:: Instructions for the task ::
Write out the whole listing word for word.

:: Data rows ::
--- Start ---

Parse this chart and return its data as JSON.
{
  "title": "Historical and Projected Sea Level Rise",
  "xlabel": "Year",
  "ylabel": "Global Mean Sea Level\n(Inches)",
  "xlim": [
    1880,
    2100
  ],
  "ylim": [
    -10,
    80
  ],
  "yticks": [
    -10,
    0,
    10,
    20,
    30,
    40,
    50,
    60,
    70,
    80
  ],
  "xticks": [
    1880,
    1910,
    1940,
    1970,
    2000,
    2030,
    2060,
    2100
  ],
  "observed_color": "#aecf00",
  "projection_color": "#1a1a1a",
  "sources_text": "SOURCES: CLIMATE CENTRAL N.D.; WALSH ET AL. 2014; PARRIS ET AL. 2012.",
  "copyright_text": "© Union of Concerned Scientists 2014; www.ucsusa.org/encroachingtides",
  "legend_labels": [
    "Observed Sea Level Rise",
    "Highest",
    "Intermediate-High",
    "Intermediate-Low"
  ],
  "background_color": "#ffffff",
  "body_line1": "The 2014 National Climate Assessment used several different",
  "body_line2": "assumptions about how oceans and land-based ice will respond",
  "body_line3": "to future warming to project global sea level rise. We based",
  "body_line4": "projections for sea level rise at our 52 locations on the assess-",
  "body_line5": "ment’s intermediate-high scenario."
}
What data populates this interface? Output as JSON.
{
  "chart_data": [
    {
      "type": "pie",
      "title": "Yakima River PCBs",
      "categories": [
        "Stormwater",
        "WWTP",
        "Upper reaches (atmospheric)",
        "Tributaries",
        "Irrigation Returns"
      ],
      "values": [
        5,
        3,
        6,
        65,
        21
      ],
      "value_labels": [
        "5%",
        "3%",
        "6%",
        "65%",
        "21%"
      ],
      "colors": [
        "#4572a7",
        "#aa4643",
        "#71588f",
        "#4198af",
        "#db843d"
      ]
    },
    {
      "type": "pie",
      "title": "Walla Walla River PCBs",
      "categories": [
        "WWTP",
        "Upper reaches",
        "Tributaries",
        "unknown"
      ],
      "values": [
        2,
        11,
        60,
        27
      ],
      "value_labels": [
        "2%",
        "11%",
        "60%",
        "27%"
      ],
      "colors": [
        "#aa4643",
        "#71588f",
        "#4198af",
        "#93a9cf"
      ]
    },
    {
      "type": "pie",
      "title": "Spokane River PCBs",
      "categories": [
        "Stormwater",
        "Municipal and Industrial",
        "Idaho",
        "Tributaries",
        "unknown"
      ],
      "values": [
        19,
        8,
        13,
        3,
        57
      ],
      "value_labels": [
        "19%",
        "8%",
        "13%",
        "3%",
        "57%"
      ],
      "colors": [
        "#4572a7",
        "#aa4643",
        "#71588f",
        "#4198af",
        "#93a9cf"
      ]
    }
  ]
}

--- End ---

:: Solution below ::
Parse this chart and return its data as JSON.
{
  "title": "Historical and Projected Sea Level Rise",
  "xlabel": "Year",
  "ylabel": "Global Mean Sea Level\n(Inches)",
  "xlim": [
    1880,
    2100
  ],
  "ylim": [
    -10,
    80
  ],
  "yticks": [
    -10,
    0,
    10,
    20,
    30,
    40,
    50,
    60,
    70,
    80
  ],
  "xticks": [
    1880,
    1910,
    1940,
    1970,
    2000,
    2030,
    2060,
    2100
  ],
  "observed_color": "#aecf00",
  "projection_color": "#1a1a1a",
  "sources_text": "SOURCES: CLIMATE CENTRAL N.D.; WALSH ET AL. 2014; PARRIS ET AL. 2012.",
  "copyright_text": "© Union of Concerned Scientists 2014; www.ucsusa.org/encroachingtides",
  "legend_labels": [
    "Observed Sea Level Rise",
    "Highest",
    "Intermediate-High",
    "Intermediate-Low"
  ],
  "background_color": "#ffffff",
  "body_line1": "The 2014 National Climate Assessment used several different",
  "body_line2": "assumptions about how oceans and land-based ice will respond",
  "body_line3": "to future warming to project global sea level rise. We based",
  "body_line4": "projections for sea level rise at our 52 locations on the assess-",
  "body_line5": "ment’s intermediate-high scenario."
}
What data populates this interface? Output as JSON.
{
  "chart_data": [
    {
      "type": "pie",
      "title": "Yakima River PCBs",
      "categories": [
        "Stormwater",
        "WWTP",
        "Upper reaches (atmospheric)",
        "Tributaries",
        "Irrigation Returns"
      ],
      "values": [
        5,
        3,
        6,
        65,
        21
      ],
      "value_labels": [
        "5%",
        "3%",
        "6%",
        "65%",
        "21%"
      ],
      "colors": [
        "#4572a7",
        "#aa4643",
        "#71588f",
        "#4198af",
        "#db843d"
      ]
    },
    {
      "type": "pie",
      "title": "Walla Walla River PCBs",
      "categories": [
        "WWTP",
        "Upper reaches",
        "Tributaries",
        "unknown"
      ],
      "values": [
        2,
        11,
        60,
        27
      ],
      "value_labels": [
        "2%",
        "11%",
        "60%",
        "27%"
      ],
      "colors": [
        "#aa4643",
        "#71588f",
        "#4198af",
        "#93a9cf"
      ]
    },
    {
      "type": "pie",
      "title": "Spokane River PCBs",
      "categories": [
        "Stormwater",
        "Municipal and Industrial",
        "Idaho",
        "Tributaries",
        "unknown"
      ],
      "values": [
        19,
        8,
        13,
        3,
        57
      ],
      "value_labels": [
        "19%",
        "8%",
        "13%",
        "3%",
        "57%"
      ],
      "colors": [
        "#4572a7",
        "#aa4643",
        "#71588f",
        "#4198af",
        "#93a9cf"
      ]
    }
  ]
}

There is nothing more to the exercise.